• [What is asked] All of the material below is to be repeated exactly.

• [Data shown]
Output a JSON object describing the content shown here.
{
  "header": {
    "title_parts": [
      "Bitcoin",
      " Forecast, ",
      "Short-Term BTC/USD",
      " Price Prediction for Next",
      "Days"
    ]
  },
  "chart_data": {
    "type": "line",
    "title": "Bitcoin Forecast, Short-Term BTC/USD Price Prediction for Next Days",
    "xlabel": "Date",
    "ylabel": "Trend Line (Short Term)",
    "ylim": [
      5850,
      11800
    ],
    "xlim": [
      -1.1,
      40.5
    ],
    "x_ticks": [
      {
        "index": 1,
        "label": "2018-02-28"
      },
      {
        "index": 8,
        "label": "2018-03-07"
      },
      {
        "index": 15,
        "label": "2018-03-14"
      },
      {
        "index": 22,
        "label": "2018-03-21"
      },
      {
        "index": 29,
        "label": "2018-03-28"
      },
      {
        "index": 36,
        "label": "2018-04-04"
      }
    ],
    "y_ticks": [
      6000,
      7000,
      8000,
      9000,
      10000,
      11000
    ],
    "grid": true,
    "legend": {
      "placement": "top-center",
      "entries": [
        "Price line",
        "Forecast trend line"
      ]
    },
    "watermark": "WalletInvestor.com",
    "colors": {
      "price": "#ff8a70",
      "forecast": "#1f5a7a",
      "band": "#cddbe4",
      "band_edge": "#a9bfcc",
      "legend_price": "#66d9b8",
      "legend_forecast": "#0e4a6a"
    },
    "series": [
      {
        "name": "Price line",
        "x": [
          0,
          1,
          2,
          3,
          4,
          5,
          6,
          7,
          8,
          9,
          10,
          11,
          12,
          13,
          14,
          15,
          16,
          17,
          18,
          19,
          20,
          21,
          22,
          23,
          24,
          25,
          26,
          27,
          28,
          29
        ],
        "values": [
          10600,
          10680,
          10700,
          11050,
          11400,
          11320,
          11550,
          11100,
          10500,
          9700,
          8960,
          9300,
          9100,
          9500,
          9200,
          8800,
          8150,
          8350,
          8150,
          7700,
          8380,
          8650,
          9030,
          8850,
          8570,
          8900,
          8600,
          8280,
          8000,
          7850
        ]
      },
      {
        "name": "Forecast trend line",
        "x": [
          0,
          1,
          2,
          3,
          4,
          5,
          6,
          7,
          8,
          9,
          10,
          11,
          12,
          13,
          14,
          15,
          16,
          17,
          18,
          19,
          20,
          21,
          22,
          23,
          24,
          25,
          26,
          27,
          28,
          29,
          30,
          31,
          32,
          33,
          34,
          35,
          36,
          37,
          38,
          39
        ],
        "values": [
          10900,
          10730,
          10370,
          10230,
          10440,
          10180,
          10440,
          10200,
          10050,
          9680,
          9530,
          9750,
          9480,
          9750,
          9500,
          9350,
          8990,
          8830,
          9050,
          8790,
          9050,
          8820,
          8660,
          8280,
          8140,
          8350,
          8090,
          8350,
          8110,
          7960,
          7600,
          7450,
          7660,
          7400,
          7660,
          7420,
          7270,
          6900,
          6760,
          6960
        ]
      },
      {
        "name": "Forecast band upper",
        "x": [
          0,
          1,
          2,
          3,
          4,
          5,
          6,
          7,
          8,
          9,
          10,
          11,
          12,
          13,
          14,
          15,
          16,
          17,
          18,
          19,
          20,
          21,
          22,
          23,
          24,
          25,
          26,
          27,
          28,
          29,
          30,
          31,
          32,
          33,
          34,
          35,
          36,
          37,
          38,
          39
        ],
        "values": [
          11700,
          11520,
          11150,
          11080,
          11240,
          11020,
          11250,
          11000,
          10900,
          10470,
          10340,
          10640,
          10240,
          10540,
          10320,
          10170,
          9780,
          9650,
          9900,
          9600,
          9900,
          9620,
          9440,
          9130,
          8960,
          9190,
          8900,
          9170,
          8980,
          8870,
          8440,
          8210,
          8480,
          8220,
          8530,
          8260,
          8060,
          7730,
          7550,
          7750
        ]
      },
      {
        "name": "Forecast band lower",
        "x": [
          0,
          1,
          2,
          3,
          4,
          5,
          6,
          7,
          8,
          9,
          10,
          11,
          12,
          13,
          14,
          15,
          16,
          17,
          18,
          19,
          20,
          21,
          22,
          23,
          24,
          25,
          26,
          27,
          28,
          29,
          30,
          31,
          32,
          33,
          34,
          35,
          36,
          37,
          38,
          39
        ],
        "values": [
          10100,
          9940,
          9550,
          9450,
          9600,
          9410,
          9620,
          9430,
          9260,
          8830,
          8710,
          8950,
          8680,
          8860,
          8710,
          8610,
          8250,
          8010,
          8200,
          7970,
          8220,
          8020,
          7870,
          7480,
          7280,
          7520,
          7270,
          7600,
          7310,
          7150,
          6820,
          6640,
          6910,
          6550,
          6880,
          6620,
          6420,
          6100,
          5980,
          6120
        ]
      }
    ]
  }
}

• [The answer]
Output a JSON object describing the content shown here.
{
  "header": {
    "title_parts": [
      "Bitcoin",
      " Forecast, ",
      "Short-Term BTC/USD",
      " Price Prediction for Next",
      "Days"
    ]
  },
  "chart_data": {
    "type": "line",
    "title": "Bitcoin Forecast, Short-Term BTC/USD Price Prediction for Next Days",
    "xlabel": "Date",
    "ylabel": "Trend Line (Short Term)",
    "ylim": [
      5850,
      11800
    ],
    "xlim": [
      -1.1,
      40.5
    ],
    "x_ticks": [
      {
        "index": 1,
        "label": "2018-02-28"
      },
      {
        "index": 8,
        "label": "2018-03-07"
      },
      {
        "index": 15,
        "label": "2018-03-14"
      },
      {
        "index": 22,
        "label": "2018-03-21"
      },
      {
        "index": 29,
        "label": "2018-03-28"
      },
      {
        "index": 36,
        "label": "2018-04-04"
      }
    ],
    "y_ticks": [
      6000,
      7000,
      8000,
      9000,
      10000,
      11000
    ],
    "grid": true,
    "legend": {
      "placement": "top-center",
      "entries": [
        "Price line",
        "Forecast trend line"
      ]
    },
    "watermark": "WalletInvestor.com",
    "colors": {
      "price": "#ff8a70",
      "forecast": "#1f5a7a",
      "band": "#cddbe4",
      "band_edge": "#a9bfcc",
      "legend_price": "#66d9b8",
      "legend_forecast": "#0e4a6a"
    },
    "series": [
      {
        "name": "Price line",
        "x": [
          0,
          1,
          2,
          3,
          4,
          5,
          6,
          7,
          8,
          9,
          10,
          11,
          12,
          13,
          14,
          15,
          16,
          17,
          18,
          19,
          20,
          21,
          22,
          23,
          24,
          25,
          26,
          27,
          28,
          29
        ],
        "values": [
          10600,
          10680,
          10700,
          11050,
          11400,
          11320,
          11550,
          11100,
          10500,
          9700,
          8960,
          9300,
          9100,
          9500,
          9200,
          8800,
          8150,
          8350,
          8150,
          7700,
          8380,
          8650,
          9030,
          8850,
          8570,
          8900,
          8600,
          8280,
          8000,
          7850
        ]
      },
      {
        "name": "Forecast trend line",
        "x": [
          0,
          1,
          2,
          3,
          4,
          5,
          6,
          7,
          8,
          9,
          10,
          11,
          12,
          13,
          14,
          15,
          16,
          17,
          18,
          19,
          20,
          21,
          22,
          23,
          24,
          25,
          26,
          27,
          28,
          29,
          30,
          31,
          32,
          33,
          34,
          35,
          36,
          37,
          38,
          39
        ],
        "values": [
          10900,
          10730,
          10370,
          10230,
          10440,
          10180,
          10440,
          10200,
          10050,
          9680,
          9530,
          9750,
          9480,
          9750,
          9500,
          9350,
          8990,
          8830,
          9050,
          8790,
          9050,
          8820,
          8660,
          8280,
          8140,
          8350,
          8090,
          8350,
          8110,
          7960,
          7600,
          7450,
          7660,
          7400,
          7660,
          7420,
          7270,
          6900,
          6760,
          6960
        ]
      },
      {
        "name": "Forecast band upper",
        "x": [
          0,
          1,
          2,
          3,
          4,
          5,
          6,
          7,
          8,
          9,
          10,
          11,
          12,
          13,
          14,
          15,
          16,
          17,
          18,
          19,
          20,
          21,
          22,
          23,
          24,
          25,
          26,
          27,
          28,
          29,
          30,
          31,
          32,
          33,
          34,
          35,
          36,
          37,
          38,
          39
        ],
        "values": [
          11700,
          11520,
          11150,
          11080,
          11240,
          11020,
          11250,
          11000,
          10900,
          10470,
          10340,
          10640,
          10240,
          10540,
          10320,
          10170,
          9780,
          9650,
          9900,
          9600,
          9900,
          9620,
          9440,
          9130,
          8960,
          9190,
          8900,
          9170,
          8980,
          8870,
          8440,
          8210,
          8480,
          8220,
          8530,
          8260,
          8060,
          7730,
          7550,
          7750
        ]
      },
      {
        "name": "Forecast band lower",
        "x": [
          0,
          1,
          2,
          3,
          4,
          5,
          6,
          7,
          8,
          9,
          10,
          11,
          12,
          13,
          14,
          15,
          16,
          17,
          18,
          19,
          20,
          21,
          22,
          23,
          24,
          25,
          26,
          27,
          28,
          29,
          30,
          31,
          32,
          33,
          34,
          35,
          36,
          37,
          38,
          39
        ],
        "values": [
          10100,
          9940,
          9550,
          9450,
          9600,
          9410,
          9620,
          9430,
          9260,
          8830,
          8710,
          8950,
          8680,
          8860,
          8710,
          8610,
          8250,
          8010,
          8200,
          7970,
          8220,
          8020,
          7870,
          7480,
          7280,
          7520,
          7270,
          7600,
          7310,
          7150,
          6820,
          6640,
          6910,
          6550,
          6880,
          6620,
          6420,
          6100,
          5980,
          6120
        ]
      }
    ]
  }
}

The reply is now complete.